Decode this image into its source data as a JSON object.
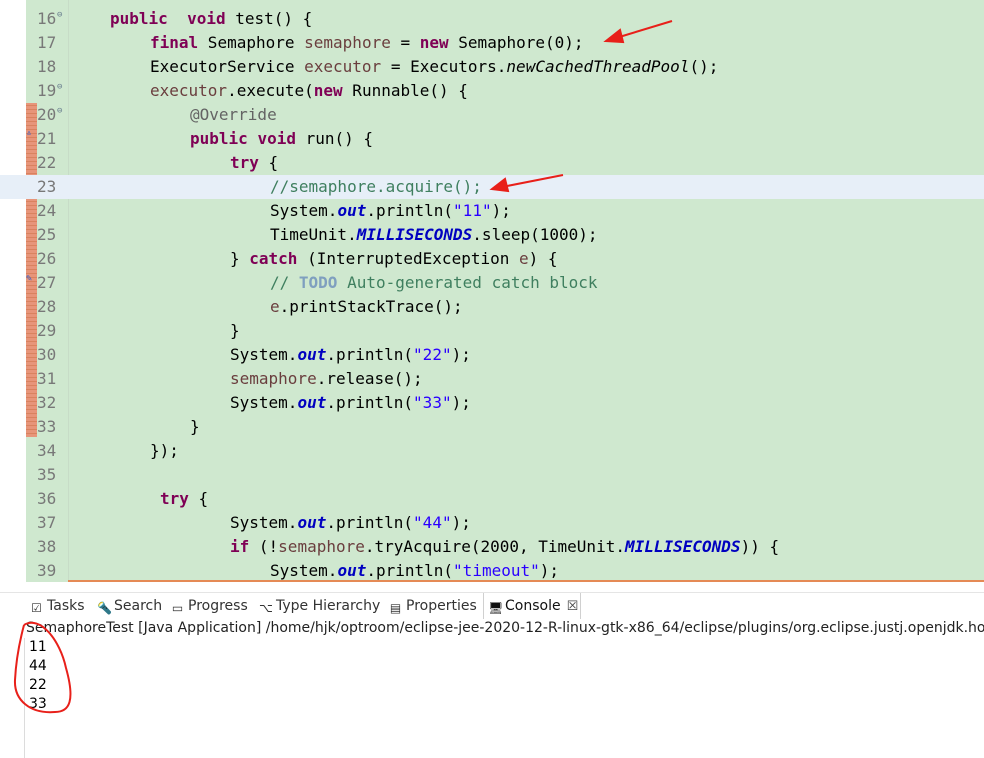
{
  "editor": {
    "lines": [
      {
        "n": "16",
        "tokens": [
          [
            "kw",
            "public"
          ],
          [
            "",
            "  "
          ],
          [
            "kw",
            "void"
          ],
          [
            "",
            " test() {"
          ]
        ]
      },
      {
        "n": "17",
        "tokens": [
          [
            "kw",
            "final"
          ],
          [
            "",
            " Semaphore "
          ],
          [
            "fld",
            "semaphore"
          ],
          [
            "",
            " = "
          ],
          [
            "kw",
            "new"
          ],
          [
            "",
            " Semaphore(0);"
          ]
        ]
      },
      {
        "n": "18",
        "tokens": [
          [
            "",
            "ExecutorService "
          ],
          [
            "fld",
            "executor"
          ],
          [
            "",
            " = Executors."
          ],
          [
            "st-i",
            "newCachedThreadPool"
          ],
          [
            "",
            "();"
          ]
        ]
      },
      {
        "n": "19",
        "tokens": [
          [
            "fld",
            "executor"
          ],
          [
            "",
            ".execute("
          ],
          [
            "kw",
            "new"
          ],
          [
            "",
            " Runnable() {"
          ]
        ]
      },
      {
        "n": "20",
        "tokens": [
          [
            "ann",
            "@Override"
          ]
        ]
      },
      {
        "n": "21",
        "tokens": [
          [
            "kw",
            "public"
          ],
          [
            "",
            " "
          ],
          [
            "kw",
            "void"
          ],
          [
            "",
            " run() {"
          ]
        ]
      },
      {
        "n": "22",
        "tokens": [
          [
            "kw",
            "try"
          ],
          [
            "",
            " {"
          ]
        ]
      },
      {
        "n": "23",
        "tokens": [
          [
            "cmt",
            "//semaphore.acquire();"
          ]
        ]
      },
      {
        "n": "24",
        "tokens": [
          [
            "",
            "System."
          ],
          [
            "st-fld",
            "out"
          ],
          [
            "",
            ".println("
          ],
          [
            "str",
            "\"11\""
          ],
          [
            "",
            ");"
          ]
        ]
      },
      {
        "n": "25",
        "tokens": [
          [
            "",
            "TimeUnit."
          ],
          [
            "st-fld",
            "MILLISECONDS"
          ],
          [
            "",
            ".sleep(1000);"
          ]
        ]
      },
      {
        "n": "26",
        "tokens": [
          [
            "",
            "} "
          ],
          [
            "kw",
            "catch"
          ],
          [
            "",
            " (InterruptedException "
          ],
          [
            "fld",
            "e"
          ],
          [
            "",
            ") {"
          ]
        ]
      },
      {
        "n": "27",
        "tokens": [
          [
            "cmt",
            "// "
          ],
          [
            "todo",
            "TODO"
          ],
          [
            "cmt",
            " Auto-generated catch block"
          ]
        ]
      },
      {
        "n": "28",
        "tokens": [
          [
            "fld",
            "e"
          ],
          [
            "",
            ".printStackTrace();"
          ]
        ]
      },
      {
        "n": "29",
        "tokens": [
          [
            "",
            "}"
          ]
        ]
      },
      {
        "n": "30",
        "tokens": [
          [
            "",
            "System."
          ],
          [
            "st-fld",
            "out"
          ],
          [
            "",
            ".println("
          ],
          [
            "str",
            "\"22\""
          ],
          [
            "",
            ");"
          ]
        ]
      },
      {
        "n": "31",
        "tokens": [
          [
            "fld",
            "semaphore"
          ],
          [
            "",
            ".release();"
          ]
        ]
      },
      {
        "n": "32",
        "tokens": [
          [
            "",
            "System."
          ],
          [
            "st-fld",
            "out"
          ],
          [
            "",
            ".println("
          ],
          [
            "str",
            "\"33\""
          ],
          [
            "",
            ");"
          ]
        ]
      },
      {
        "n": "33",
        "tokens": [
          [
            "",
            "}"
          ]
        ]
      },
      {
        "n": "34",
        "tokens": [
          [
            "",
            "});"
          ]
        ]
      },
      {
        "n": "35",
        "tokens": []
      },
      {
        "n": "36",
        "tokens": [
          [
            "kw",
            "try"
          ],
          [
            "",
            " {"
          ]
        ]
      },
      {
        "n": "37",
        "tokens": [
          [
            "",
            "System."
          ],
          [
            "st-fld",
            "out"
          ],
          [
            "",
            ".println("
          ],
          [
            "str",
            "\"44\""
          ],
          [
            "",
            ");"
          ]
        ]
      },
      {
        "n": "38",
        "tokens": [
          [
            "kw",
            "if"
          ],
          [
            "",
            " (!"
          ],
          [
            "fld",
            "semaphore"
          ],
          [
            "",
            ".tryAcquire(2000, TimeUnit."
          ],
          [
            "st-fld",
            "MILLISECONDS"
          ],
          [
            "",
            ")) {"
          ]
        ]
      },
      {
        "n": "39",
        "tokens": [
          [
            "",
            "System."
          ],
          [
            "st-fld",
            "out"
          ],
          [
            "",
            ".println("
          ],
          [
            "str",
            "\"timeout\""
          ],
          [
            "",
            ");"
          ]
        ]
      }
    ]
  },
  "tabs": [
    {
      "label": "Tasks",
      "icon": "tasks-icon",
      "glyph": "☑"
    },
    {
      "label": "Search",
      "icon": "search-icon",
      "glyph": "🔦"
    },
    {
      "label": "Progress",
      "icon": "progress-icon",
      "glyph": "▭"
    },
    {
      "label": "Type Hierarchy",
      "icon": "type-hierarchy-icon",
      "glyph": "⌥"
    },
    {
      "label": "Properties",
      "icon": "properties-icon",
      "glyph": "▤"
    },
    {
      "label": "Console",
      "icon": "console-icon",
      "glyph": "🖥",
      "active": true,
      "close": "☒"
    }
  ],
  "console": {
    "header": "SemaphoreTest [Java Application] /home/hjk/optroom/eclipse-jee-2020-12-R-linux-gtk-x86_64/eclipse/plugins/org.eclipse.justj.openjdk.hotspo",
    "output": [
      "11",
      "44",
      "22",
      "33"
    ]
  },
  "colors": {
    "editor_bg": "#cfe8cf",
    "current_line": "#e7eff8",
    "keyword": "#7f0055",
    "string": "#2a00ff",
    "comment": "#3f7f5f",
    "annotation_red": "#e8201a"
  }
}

********

Every line of the material is to be quoted exactly, with no pictures carried over.

* Task solution *
Decode this image into its source data as a JSON object.
{
  "editor": {
    "lines": [
      {
        "n": "16",
        "tokens": [
          [
            "kw",
            "public"
          ],
          [
            "",
            "  "
          ],
          [
            "kw",
            "void"
          ],
          [
            "",
            " test() {"
          ]
        ]
      },
      {
        "n": "17",
        "tokens": [
          [
            "kw",
            "final"
          ],
          [
            "",
            " Semaphore "
          ],
          [
            "fld",
            "semaphore"
          ],
          [
            "",
            " = "
          ],
          [
            "kw",
            "new"
          ],
          [
            "",
            " Semaphore(0);"
          ]
        ]
      },
      {
        "n": "18",
        "tokens": [
          [
            "",
            "ExecutorService "
          ],
          [
            "fld",
            "executor"
          ],
          [
            "",
            " = Executors."
          ],
          [
            "st-i",
            "newCachedThreadPool"
          ],
          [
            "",
            "();"
          ]
        ]
      },
      {
        "n": "19",
        "tokens": [
          [
            "fld",
            "executor"
          ],
          [
            "",
            ".execute("
          ],
          [
            "kw",
            "new"
          ],
          [
            "",
            " Runnable() {"
          ]
        ]
      },
      {
        "n": "20",
        "tokens": [
          [
            "ann",
            "@Override"
          ]
        ]
      },
      {
        "n": "21",
        "tokens": [
          [
            "kw",
            "public"
          ],
          [
            "",
            " "
          ],
          [
            "kw",
            "void"
          ],
          [
            "",
            " run() {"
          ]
        ]
      },
      {
        "n": "22",
        "tokens": [
          [
            "kw",
            "try"
          ],
          [
            "",
            " {"
          ]
        ]
      },
      {
        "n": "23",
        "tokens": [
          [
            "cmt",
            "//semaphore.acquire();"
          ]
        ]
      },
      {
        "n": "24",
        "tokens": [
          [
            "",
            "System."
          ],
          [
            "st-fld",
            "out"
          ],
          [
            "",
            ".println("
          ],
          [
            "str",
            "\"11\""
          ],
          [
            "",
            ");"
          ]
        ]
      },
      {
        "n": "25",
        "tokens": [
          [
            "",
            "TimeUnit."
          ],
          [
            "st-fld",
            "MILLISECONDS"
          ],
          [
            "",
            ".sleep(1000);"
          ]
        ]
      },
      {
        "n": "26",
        "tokens": [
          [
            "",
            "} "
          ],
          [
            "kw",
            "catch"
          ],
          [
            "",
            " (InterruptedException "
          ],
          [
            "fld",
            "e"
          ],
          [
            "",
            ") {"
          ]
        ]
      },
      {
        "n": "27",
        "tokens": [
          [
            "cmt",
            "// "
          ],
          [
            "todo",
            "TODO"
          ],
          [
            "cmt",
            " Auto-generated catch block"
          ]
        ]
      },
      {
        "n": "28",
        "tokens": [
          [
            "fld",
            "e"
          ],
          [
            "",
            ".printStackTrace();"
          ]
        ]
      },
      {
        "n": "29",
        "tokens": [
          [
            "",
            "}"
          ]
        ]
      },
      {
        "n": "30",
        "tokens": [
          [
            "",
            "System."
          ],
          [
            "st-fld",
            "out"
          ],
          [
            "",
            ".println("
          ],
          [
            "str",
            "\"22\""
          ],
          [
            "",
            ");"
          ]
        ]
      },
      {
        "n": "31",
        "tokens": [
          [
            "fld",
            "semaphore"
          ],
          [
            "",
            ".release();"
          ]
        ]
      },
      {
        "n": "32",
        "tokens": [
          [
            "",
            "System."
          ],
          [
            "st-fld",
            "out"
          ],
          [
            "",
            ".println("
          ],
          [
            "str",
            "\"33\""
          ],
          [
            "",
            ");"
          ]
        ]
      },
      {
        "n": "33",
        "tokens": [
          [
            "",
            "}"
          ]
        ]
      },
      {
        "n": "34",
        "tokens": [
          [
            "",
            "});"
          ]
        ]
      },
      {
        "n": "35",
        "tokens": []
      },
      {
        "n": "36",
        "tokens": [
          [
            "kw",
            "try"
          ],
          [
            "",
            " {"
          ]
        ]
      },
      {
        "n": "37",
        "tokens": [
          [
            "",
            "System."
          ],
          [
            "st-fld",
            "out"
          ],
          [
            "",
            ".println("
          ],
          [
            "str",
            "\"44\""
          ],
          [
            "",
            ");"
          ]
        ]
      },
      {
        "n": "38",
        "tokens": [
          [
            "kw",
            "if"
          ],
          [
            "",
            " (!"
          ],
          [
            "fld",
            "semaphore"
          ],
          [
            "",
            ".tryAcquire(2000, TimeUnit."
          ],
          [
            "st-fld",
            "MILLISECONDS"
          ],
          [
            "",
            ")) {"
          ]
        ]
      },
      {
        "n": "39",
        "tokens": [
          [
            "",
            "System."
          ],
          [
            "st-fld",
            "out"
          ],
          [
            "",
            ".println("
          ],
          [
            "str",
            "\"timeout\""
          ],
          [
            "",
            ");"
          ]
        ]
      }
    ]
  },
  "tabs": [
    {
      "label": "Tasks",
      "icon": "tasks-icon",
      "glyph": "☑"
    },
    {
      "label": "Search",
      "icon": "search-icon",
      "glyph": "🔦"
    },
    {
      "label": "Progress",
      "icon": "progress-icon",
      "glyph": "▭"
    },
    {
      "label": "Type Hierarchy",
      "icon": "type-hierarchy-icon",
      "glyph": "⌥"
    },
    {
      "label": "Properties",
      "icon": "properties-icon",
      "glyph": "▤"
    },
    {
      "label": "Console",
      "icon": "console-icon",
      "glyph": "🖥",
      "active": true,
      "close": "☒"
    }
  ],
  "console": {
    "header": "SemaphoreTest [Java Application] /home/hjk/optroom/eclipse-jee-2020-12-R-linux-gtk-x86_64/eclipse/plugins/org.eclipse.justj.openjdk.hotspo",
    "output": [
      "11",
      "44",
      "22",
      "33"
    ]
  },
  "colors": {
    "editor_bg": "#cfe8cf",
    "current_line": "#e7eff8",
    "keyword": "#7f0055",
    "string": "#2a00ff",
    "comment": "#3f7f5f",
    "annotation_red": "#e8201a"
  }
}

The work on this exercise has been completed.